Take every line where the string "контроллеров" appears and copy it.

[Stored items]
>>

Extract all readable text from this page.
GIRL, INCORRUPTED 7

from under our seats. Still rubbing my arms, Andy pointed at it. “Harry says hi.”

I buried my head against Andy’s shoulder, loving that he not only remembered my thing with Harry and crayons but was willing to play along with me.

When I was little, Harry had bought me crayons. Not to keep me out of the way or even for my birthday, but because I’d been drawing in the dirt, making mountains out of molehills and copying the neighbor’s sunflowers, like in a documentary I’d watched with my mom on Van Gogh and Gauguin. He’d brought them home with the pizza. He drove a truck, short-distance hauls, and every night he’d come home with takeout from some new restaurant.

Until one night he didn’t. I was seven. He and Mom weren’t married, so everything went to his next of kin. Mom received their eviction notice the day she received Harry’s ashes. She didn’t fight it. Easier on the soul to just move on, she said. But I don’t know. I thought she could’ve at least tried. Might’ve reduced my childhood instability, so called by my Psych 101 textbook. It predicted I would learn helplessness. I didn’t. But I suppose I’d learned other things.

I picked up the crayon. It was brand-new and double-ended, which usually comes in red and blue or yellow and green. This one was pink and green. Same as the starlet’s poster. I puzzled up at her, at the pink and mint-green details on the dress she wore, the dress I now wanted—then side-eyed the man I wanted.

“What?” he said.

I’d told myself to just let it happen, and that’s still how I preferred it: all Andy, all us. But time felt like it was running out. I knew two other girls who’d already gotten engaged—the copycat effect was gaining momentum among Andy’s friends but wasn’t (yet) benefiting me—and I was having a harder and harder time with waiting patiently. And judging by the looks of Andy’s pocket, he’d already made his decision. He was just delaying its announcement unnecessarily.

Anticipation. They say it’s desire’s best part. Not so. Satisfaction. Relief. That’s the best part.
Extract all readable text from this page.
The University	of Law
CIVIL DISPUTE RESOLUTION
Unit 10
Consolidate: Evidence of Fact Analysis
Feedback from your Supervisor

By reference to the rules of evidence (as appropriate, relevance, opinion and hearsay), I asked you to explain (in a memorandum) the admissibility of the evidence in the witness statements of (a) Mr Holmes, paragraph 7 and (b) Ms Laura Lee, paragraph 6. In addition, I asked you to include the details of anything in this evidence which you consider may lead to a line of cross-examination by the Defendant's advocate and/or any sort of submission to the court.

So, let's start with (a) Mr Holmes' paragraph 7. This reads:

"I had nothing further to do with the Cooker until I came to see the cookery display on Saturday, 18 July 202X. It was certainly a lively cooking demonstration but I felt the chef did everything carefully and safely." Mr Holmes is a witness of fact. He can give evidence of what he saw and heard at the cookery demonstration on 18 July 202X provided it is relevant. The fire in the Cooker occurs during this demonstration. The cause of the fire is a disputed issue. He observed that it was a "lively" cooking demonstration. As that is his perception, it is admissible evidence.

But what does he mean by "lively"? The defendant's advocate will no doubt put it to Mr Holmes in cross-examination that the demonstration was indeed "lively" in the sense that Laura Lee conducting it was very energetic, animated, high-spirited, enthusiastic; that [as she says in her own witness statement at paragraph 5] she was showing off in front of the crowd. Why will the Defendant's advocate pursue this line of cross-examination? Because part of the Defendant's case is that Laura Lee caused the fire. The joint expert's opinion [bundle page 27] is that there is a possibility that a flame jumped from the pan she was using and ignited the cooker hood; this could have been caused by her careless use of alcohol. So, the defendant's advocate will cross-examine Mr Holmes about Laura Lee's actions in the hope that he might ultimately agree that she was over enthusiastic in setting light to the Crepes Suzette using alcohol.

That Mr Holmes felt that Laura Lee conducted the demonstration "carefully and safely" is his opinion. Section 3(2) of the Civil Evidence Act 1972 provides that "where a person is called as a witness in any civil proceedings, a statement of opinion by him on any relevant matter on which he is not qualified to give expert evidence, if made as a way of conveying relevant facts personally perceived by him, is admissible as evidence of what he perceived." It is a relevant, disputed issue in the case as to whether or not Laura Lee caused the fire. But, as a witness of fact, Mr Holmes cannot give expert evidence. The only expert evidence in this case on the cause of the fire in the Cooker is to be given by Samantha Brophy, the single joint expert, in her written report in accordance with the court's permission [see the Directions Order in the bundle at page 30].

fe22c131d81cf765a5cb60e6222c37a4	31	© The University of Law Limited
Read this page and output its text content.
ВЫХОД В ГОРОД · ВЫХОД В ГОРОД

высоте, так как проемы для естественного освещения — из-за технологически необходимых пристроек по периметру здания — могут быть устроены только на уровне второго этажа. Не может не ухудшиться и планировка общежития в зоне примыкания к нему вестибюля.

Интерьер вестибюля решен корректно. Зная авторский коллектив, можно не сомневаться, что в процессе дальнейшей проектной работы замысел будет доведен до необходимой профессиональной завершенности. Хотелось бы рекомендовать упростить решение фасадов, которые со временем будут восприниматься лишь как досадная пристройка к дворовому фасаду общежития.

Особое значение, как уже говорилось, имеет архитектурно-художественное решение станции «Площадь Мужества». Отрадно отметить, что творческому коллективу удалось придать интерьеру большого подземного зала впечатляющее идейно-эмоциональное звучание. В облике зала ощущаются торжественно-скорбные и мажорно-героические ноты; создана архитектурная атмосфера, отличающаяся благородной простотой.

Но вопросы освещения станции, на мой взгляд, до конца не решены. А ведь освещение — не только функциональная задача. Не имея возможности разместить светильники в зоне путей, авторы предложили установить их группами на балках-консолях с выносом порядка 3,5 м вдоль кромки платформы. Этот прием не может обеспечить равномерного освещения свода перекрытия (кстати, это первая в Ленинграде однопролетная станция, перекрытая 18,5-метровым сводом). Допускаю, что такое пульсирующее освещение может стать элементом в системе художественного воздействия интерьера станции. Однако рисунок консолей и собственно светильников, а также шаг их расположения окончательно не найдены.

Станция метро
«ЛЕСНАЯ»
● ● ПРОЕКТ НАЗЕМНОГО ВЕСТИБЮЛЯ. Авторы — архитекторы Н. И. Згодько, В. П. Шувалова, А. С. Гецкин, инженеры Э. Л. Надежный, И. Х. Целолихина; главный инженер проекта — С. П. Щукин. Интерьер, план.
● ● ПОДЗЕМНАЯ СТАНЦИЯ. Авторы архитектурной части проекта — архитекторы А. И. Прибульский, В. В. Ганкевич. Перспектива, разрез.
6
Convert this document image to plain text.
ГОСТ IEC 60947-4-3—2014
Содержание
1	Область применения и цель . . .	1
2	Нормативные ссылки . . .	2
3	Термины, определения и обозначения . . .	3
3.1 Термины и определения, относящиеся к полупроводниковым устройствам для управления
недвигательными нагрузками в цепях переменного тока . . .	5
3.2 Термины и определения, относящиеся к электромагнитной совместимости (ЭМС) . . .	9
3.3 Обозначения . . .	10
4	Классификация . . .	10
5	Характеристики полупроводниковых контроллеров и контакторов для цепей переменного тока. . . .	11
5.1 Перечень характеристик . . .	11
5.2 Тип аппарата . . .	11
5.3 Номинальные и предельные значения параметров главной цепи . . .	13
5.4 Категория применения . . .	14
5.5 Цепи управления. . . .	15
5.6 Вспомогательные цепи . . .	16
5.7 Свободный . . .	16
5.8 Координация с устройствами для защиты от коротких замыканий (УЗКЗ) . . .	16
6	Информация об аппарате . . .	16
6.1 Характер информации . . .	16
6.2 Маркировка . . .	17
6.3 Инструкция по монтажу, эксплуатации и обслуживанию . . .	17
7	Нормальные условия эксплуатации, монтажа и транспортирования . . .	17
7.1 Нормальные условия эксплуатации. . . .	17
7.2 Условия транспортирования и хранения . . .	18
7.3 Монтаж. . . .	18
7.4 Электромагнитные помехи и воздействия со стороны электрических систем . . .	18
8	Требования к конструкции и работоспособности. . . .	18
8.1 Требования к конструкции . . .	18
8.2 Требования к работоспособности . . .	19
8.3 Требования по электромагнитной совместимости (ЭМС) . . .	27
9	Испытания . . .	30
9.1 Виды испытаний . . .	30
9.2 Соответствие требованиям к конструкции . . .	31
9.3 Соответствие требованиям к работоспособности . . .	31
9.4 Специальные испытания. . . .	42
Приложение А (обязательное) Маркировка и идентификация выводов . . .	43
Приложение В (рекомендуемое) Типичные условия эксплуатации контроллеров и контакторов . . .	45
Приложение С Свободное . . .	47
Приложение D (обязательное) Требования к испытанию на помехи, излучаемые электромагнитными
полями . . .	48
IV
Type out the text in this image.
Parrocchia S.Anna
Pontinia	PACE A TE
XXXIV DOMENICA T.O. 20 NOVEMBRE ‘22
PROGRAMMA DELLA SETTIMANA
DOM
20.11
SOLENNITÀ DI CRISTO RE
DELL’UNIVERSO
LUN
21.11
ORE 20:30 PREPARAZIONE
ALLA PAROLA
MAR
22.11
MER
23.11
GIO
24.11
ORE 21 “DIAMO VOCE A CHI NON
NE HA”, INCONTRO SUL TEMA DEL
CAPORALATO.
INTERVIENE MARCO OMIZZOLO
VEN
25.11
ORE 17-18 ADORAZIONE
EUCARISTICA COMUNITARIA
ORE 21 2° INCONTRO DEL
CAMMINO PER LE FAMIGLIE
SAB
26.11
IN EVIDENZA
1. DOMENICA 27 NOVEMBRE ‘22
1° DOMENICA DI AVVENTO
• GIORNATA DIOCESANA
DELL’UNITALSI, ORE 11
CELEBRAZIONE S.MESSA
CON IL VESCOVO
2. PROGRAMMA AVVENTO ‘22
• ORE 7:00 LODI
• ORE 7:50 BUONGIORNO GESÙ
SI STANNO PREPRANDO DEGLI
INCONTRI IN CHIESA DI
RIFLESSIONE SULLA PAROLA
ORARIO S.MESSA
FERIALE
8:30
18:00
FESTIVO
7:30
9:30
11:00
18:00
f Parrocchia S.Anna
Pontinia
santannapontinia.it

<<

■ WRITTEN ANSWER ■
5	Характеристики полупроводниковых контроллеров и контакторов для цепей переменного тока. . . .	11
Приложение В (рекомендуемое) Типичные условия эксплуатации контроллеров и контакторов . . .	45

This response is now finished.